[Problem 1]: Rewrite the records as a Markdown table with columns "Row" and "Entry", one numbered row per line, leaving out blank lines. Begin at the first line of the records and stop after the line that contains "bar-highlight — [377, 406, 409, 408]".

— Start Source excerpt —

NWWRF @ Bob’s Ranch Marcola, Oregon – August, 12th-14th 2011
These days, there are few occasions in reggae music where I find myself pleasantly surprised. This is in part due to the fact that I have experienced many artists and festivals over the years and am what you could call a jaded idealist and one that is often working during the most crucial music times, missing out on the sole purpose of the festival. The 7th staging of the Northwest World Reggae Festival, which I attended for the first time, can be considered one of those events that both exceeded my expectations and allowed for total immersion in what reggae music can feature by way of healing energy.
The setting is a bucolic forest and hayfield in rural Oregon, just outside Eugene, and the source of the only disconnect I had during the festival. This setting presents ample camping, vending and a natural amphitheater, where attendees post themselves at the top of a lengthy subtle slope, often for most of the afternoons, as it is shaded by some of the world’s most giant fir trees that live there. The camping offerings are both “hayfield” and un-shaded farmyard, and a second “Deep Woods” within the charming forest that transforms to a fairyland adorned with tapestries and a labyrinth network of tents.
Because it is within the confines of a privately held farm, the only road in is not that wide, so arrival and admissions as it is known can be a lengthy process as I found arriving after 8pm on the Friday of the three day festival. I was anxious to see theJ-Boog performance which was slated for around that time, and looking forward to see the backing band, Detour Posse, mates of mine from our life and works together in the L.A. area.
After crossing the bridge over a little creek, I was at a standstill that lasted about 45 minutes and it was difficult to hear the stage. So as we waited, various groups began migrating amongst the cars, including someone in authority, who when asked about the band on stage volunteered that the schedule was about “two hours off” last he had heard. So it was time to chillax and wait for my turn at admissions, as others passed various glass apparatus around the isles and the faint sound of amplified music echoed in the distance.
Once inside the gates, I made my way hurriedly to the main stage, with an initial check of the crew at work backstage to receive the backstage badge, linking up with the mighty Lindsey Love, a key member of the brain trust for this event who was wearing an all-access laminate that featured H.I. M. Emperor Haile Selassie’s image. This set the tone for the rest of the festivities, as this event aims to take the elements of love and peace, respect in reggae music, multi-cultural community to the highest heights. Give thanks for the great vibes, really appreciate the professionalism and niceness!!

— End Source excerpt —
— Start Input for this task —

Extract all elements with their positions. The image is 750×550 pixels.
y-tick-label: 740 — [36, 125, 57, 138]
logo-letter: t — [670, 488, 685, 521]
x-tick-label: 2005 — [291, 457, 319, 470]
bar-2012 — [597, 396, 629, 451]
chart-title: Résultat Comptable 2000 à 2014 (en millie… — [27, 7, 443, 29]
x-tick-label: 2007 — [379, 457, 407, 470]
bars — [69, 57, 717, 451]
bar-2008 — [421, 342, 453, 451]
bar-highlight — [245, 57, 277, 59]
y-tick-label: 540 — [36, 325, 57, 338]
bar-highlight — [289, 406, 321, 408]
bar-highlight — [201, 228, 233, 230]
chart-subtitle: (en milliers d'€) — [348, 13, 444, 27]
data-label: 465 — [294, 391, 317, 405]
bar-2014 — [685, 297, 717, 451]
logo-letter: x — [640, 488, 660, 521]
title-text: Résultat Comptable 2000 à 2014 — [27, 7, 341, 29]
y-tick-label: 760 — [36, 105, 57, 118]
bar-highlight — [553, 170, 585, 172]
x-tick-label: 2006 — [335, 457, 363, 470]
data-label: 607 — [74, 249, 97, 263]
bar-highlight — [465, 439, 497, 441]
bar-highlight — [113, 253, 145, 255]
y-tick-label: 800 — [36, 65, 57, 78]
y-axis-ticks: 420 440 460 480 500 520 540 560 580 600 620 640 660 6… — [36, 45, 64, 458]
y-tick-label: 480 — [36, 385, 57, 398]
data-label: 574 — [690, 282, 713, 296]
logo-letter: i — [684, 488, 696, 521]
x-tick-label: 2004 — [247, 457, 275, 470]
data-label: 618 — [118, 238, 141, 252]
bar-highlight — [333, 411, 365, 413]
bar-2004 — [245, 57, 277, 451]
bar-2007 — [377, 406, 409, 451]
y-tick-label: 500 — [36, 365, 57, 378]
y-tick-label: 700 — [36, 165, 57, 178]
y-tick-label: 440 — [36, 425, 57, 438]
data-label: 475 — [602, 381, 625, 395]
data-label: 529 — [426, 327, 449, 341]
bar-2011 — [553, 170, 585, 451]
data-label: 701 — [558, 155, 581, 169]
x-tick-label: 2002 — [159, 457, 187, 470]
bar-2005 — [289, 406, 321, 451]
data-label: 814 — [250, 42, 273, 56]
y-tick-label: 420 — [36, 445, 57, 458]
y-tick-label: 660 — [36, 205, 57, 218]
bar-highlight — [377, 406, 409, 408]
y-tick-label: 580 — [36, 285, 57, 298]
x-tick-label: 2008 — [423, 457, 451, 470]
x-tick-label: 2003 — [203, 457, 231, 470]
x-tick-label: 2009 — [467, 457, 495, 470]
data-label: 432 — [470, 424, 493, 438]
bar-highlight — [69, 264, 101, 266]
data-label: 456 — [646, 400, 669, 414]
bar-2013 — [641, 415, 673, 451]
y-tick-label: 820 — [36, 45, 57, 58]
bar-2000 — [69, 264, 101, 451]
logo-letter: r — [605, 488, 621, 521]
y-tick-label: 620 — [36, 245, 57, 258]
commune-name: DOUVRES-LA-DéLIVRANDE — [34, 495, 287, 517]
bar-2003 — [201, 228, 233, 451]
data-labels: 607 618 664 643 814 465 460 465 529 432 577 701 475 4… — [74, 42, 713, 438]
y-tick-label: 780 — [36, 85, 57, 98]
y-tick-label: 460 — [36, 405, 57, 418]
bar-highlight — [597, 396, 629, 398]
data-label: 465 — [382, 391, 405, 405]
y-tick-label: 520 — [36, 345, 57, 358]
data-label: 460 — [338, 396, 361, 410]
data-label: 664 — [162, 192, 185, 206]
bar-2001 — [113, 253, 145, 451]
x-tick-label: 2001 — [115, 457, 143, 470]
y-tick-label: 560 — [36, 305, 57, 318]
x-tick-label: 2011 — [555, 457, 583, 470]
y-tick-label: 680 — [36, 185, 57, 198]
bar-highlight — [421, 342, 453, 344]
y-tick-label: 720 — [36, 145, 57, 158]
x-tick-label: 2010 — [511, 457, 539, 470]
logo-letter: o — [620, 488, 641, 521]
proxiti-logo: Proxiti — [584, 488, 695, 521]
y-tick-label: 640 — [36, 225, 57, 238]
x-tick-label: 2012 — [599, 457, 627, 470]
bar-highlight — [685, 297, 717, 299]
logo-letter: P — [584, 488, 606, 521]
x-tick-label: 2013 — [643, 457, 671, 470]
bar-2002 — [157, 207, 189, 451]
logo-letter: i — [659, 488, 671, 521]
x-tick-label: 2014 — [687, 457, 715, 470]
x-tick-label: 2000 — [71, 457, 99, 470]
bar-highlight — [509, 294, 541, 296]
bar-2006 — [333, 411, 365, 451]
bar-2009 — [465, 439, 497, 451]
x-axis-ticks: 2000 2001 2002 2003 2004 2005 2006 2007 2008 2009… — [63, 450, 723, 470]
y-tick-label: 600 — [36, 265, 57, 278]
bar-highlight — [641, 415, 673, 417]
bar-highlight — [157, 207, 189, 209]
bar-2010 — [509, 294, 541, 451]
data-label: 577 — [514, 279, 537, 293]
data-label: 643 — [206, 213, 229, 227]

— End Input for this task —

[Problem 2]: In the festival review, change "mighty" to "wonderful" and write out the passage that begins at the words "Once inside the" and stops after "professionalism and niceness!!".

[Correct answer 1]:
| Row | Entry |
|---|---|
| 1 | Extract all elements with their positions. The image is 750×550 pixels. |
| 2 | y-tick-label: 740 — [36, 125, 57, 138] |
| 3 | logo-letter: t — [670, 488, 685, 521] |
| 4 | x-tick-label: 2005 — [291, 457, 319, 470] |
| 5 | bar-2012 — [597, 396, 629, 451] |
| 6 | chart-title: Résultat Comptable 2000 à 2014 (en millie… — [27, 7, 443, 29] |
| 7 | x-tick-label: 2007 — [379, 457, 407, 470] |
| 8 | bars — [69, 57, 717, 451] |
| 9 | bar-2008 — [421, 342, 453, 451] |
| 10 | bar-highlight — [245, 57, 277, 59] |
| 11 | y-tick-label: 540 — [36, 325, 57, 338] |
| 12 | bar-highlight — [289, 406, 321, 408] |
| 13 | bar-highlight — [201, 228, 233, 230] |
| 14 | chart-subtitle: (en milliers d'€) — [348, 13, 444, 27] |
| 15 | data-label: 465 — [294, 391, 317, 405] |
| 16 | bar-2014 — [685, 297, 717, 451] |
| 17 | logo-letter: x — [640, 488, 660, 521] |
| 18 | title-text: Résultat Comptable 2000 à 2014 — [27, 7, 341, 29] |
| 19 | y-tick-label: 760 — [36, 105, 57, 118] |
| 20 | bar-highlight — [553, 170, 585, 172] |
| 21 | x-tick-label: 2006 — [335, 457, 363, 470] |
| 22 | data-label: 607 — [74, 249, 97, 263] |
| 23 | bar-highlight — [465, 439, 497, 441] |
| 24 | bar-highlight — [113, 253, 145, 255] |
| 25 | y-tick-label: 800 — [36, 65, 57, 78] |
| 26 | y-axis-ticks: 420 440 460 480 500 520 540 560 580 600 620 640 660 6… — [36, 45, 64, 458] |
| 27 | y-tick-label: 480 — [36, 385, 57, 398] |
| 28 | data-label: 574 — [690, 282, 713, 296] |
| 29 | logo-letter: i — [684, 488, 696, 521] |
| 30 | x-tick-label: 2004 — [247, 457, 275, 470] |
| 31 | data-label: 618 — [118, 238, 141, 252] |
| 32 | bar-highlight — [333, 411, 365, 413] |
| 33 | bar-2004 — [245, 57, 277, 451] |
| 34 | bar-2007 — [377, 406, 409, 451] |
| 35 | y-tick-label: 500 — [36, 365, 57, 378] |
| 36 | y-tick-label: 700 — [36, 165, 57, 178] |
| 37 | y-tick-label: 440 — [36, 425, 57, 438] |
| 38 | data-label: 475 — [602, 381, 625, 395] |
| 39 | data-label: 529 — [426, 327, 449, 341] |
| 40 | bar-2011 — [553, 170, 585, 451] |
| 41 | data-label: 701 — [558, 155, 581, 169] |
| 42 | x-tick-label: 2002 — [159, 457, 187, 470] |
| 43 | bar-2005 — [289, 406, 321, 451] |
| 44 | data-label: 814 — [250, 42, 273, 56] |
| 45 | y-tick-label: 420 — [36, 445, 57, 458] |
| 46 | y-tick-label: 660 — [36, 205, 57, 218] |
| 47 | bar-highlight — [377, 406, 409, 408] |

[Correct answer 2]:
Once inside the gates, I made my way hurriedly to the main stage, with an initial check of the crew at work backstage to receive the backstage badge, linking up with the wonderful Lindsey Love, a key member of the brain trust for this event who was wearing an all-access laminate that featured H.I. M. Emperor Haile Selassie’s image. This set the tone for the rest of the festivities, as this event aims to take the elements of love and peace, respect in reggae music, multi-cultural community to the highest heights. Give thanks for the great vibes, really appreciate the professionalism and niceness!!